### [DIRECTIVE]
Using the records below, locate all lines containing "whislo" and return them.

[START OF SUPPLIED INFORMATION]

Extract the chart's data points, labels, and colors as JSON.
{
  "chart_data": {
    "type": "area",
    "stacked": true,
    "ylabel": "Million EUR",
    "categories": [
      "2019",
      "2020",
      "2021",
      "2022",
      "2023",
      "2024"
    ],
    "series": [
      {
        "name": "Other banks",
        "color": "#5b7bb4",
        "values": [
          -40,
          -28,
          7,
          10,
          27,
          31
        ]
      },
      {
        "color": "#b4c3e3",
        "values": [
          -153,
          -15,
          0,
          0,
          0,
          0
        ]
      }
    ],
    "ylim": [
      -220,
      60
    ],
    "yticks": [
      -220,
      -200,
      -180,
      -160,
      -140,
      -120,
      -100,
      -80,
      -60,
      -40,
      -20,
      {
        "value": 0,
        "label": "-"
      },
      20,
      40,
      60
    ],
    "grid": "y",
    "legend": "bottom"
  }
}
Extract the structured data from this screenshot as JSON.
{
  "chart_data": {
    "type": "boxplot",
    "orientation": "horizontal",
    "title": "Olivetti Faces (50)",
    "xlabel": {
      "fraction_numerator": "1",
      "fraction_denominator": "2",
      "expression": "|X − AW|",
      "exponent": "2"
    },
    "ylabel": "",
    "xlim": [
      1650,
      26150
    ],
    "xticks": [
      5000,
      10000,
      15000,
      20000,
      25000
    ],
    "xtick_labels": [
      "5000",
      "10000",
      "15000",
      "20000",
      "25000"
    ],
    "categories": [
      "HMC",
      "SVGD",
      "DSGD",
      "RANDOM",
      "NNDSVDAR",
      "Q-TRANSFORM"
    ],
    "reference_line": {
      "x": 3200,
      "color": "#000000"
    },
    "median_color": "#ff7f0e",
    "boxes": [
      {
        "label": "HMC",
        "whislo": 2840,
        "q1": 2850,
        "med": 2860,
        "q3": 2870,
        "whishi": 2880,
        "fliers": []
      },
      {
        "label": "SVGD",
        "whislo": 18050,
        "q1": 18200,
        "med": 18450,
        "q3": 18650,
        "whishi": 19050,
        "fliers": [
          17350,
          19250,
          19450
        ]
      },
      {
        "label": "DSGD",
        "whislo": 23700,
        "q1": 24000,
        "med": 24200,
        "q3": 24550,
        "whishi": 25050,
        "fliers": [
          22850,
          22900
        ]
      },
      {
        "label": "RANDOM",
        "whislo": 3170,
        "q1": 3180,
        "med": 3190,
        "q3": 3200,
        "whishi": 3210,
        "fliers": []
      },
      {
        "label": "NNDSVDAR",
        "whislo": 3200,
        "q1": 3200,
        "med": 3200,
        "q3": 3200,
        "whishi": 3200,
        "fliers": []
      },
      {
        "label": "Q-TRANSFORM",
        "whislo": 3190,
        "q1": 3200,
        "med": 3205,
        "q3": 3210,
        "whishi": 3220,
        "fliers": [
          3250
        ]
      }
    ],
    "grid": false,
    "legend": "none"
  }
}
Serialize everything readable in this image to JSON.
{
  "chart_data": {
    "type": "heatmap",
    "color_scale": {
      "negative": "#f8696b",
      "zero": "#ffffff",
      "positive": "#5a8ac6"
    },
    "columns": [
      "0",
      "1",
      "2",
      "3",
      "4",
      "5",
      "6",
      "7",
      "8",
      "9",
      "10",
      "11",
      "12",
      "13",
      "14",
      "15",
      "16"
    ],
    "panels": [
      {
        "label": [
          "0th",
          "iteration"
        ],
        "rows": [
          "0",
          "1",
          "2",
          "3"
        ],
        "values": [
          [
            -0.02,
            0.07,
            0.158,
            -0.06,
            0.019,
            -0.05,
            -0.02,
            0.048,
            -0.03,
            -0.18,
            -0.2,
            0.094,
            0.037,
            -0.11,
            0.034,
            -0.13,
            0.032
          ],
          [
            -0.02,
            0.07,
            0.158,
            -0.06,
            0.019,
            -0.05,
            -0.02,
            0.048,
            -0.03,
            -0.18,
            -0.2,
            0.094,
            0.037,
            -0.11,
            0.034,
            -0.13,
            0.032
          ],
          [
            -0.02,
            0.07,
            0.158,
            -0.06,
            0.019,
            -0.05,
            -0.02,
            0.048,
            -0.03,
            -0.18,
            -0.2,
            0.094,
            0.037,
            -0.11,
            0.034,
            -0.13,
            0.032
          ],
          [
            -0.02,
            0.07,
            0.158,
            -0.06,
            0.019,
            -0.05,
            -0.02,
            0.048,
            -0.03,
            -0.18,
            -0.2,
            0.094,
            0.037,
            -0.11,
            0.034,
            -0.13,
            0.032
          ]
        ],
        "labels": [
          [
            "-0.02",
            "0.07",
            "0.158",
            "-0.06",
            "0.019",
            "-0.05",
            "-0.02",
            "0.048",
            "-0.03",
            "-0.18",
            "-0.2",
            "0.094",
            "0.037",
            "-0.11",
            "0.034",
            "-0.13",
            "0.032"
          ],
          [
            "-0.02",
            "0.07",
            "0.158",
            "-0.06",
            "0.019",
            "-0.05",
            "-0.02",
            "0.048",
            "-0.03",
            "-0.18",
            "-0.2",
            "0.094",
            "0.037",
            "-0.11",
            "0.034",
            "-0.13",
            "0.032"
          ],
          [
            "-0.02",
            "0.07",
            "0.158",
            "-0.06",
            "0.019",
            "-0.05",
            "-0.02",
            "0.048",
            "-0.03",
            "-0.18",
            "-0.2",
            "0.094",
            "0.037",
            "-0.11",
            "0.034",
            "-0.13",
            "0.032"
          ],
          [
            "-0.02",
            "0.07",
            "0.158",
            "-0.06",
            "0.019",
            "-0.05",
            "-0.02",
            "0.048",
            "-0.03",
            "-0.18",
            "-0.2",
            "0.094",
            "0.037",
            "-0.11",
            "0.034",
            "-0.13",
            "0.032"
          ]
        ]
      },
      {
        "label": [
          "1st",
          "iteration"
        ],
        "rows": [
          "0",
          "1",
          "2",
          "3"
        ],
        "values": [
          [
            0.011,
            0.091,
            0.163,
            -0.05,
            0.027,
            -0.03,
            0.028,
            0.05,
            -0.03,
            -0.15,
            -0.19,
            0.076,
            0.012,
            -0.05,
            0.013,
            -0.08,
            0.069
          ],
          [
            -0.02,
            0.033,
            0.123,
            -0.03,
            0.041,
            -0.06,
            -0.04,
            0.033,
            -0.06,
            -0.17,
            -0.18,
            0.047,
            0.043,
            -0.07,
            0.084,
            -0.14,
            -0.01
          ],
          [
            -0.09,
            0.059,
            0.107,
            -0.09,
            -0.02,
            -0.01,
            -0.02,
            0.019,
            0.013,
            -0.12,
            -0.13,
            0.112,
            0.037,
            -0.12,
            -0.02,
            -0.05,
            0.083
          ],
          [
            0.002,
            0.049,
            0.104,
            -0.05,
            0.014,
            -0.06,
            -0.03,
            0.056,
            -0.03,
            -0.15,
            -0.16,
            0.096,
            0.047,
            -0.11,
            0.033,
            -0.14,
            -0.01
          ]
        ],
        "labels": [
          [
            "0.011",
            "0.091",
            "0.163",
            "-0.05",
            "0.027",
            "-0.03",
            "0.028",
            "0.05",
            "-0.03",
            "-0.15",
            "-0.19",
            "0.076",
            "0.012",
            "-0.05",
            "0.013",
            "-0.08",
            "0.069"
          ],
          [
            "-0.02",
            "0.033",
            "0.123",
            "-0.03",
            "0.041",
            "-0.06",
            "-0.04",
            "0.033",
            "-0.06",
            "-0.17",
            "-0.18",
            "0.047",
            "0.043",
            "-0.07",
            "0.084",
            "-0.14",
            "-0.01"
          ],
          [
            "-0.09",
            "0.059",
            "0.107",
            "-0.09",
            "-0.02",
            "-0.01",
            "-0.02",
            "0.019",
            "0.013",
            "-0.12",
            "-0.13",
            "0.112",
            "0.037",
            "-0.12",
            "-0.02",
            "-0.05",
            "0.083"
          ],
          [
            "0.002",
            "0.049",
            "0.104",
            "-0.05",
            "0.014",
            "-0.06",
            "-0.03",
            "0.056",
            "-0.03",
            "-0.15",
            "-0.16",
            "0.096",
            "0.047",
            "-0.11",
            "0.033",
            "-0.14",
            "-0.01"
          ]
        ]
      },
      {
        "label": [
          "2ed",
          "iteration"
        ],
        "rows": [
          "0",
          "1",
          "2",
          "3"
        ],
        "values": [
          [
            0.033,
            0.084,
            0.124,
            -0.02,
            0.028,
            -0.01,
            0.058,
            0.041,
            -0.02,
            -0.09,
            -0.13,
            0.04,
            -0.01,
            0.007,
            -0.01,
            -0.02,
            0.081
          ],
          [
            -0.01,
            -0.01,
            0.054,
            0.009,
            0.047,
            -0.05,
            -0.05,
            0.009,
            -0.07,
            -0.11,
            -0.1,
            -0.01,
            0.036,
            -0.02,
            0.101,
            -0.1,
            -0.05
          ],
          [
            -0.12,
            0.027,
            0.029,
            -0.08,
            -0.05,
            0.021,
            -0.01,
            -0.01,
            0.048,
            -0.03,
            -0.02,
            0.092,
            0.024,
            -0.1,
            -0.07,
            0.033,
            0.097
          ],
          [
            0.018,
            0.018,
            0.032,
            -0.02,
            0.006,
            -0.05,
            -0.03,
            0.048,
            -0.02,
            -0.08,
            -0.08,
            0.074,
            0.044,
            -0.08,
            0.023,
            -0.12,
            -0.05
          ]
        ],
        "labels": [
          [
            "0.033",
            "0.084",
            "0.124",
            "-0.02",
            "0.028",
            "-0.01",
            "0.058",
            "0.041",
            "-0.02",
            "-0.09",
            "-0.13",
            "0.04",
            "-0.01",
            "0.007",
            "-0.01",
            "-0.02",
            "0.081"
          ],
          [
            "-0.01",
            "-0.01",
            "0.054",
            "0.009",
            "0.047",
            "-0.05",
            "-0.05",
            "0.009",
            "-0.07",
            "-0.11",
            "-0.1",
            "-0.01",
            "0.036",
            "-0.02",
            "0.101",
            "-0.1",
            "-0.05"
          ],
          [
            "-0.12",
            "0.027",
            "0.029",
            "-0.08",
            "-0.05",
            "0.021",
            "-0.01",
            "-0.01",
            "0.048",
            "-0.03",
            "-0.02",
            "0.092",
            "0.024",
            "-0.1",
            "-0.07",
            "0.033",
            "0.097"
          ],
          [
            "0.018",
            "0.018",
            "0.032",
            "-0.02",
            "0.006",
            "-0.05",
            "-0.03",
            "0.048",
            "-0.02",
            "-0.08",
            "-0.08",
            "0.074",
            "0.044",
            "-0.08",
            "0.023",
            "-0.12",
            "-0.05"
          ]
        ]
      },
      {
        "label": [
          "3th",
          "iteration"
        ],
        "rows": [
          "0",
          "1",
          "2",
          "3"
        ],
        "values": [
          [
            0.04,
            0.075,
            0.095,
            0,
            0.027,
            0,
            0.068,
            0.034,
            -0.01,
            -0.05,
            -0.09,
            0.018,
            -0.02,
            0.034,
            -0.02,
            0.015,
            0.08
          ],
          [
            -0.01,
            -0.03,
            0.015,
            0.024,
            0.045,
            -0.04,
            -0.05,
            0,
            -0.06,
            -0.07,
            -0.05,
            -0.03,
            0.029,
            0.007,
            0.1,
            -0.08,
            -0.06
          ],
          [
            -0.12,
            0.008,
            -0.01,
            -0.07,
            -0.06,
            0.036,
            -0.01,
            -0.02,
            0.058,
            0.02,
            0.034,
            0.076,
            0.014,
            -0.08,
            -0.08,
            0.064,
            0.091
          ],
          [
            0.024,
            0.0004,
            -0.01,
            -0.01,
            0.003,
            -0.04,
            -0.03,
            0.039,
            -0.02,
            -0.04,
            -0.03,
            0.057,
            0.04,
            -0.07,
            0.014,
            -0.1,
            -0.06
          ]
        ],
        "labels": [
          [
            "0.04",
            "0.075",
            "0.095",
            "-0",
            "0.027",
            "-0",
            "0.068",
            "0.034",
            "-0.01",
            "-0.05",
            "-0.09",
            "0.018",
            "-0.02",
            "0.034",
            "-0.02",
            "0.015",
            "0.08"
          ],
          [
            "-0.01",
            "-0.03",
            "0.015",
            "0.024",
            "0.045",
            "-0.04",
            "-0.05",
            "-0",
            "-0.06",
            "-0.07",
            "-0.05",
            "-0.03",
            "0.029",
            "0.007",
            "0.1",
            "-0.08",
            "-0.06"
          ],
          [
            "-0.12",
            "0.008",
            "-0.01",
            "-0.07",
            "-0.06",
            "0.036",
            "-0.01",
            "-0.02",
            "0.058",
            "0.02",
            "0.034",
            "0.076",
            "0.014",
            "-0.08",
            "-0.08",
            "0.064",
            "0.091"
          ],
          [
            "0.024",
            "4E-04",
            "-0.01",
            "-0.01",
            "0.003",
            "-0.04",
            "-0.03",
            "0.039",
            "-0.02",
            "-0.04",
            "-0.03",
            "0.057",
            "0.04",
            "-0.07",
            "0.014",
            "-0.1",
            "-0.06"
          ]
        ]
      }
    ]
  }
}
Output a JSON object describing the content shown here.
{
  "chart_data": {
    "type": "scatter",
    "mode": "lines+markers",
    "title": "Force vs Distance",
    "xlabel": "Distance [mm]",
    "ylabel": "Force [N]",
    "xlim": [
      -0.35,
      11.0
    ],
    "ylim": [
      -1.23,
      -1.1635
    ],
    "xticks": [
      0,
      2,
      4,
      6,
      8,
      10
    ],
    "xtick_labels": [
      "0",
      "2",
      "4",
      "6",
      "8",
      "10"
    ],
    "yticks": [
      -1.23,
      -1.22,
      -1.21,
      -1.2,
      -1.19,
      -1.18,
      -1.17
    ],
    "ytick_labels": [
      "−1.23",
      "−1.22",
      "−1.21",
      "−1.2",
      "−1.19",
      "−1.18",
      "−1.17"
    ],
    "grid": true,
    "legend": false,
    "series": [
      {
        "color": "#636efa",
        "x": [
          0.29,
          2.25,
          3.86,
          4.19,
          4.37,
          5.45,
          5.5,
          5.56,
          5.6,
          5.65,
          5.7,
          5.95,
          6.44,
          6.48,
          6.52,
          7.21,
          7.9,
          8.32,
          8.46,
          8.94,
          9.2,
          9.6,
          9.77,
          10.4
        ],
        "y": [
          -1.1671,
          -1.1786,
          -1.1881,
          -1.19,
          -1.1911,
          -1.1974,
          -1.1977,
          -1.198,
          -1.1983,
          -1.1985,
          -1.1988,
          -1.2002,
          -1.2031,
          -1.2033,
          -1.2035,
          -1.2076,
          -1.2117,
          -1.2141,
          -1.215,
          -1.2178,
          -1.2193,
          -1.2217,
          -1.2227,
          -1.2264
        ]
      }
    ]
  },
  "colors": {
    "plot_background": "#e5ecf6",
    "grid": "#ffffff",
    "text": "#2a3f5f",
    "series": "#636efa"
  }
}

[END OF SUPPLIED INFORMATION]

### [EXERCISE ANSWER]
        "whislo": 2840,
        "whislo": 18050,
        "whislo": 23700,
        "whislo": 3170,
        "whislo": 3200,
        "whislo": 3190,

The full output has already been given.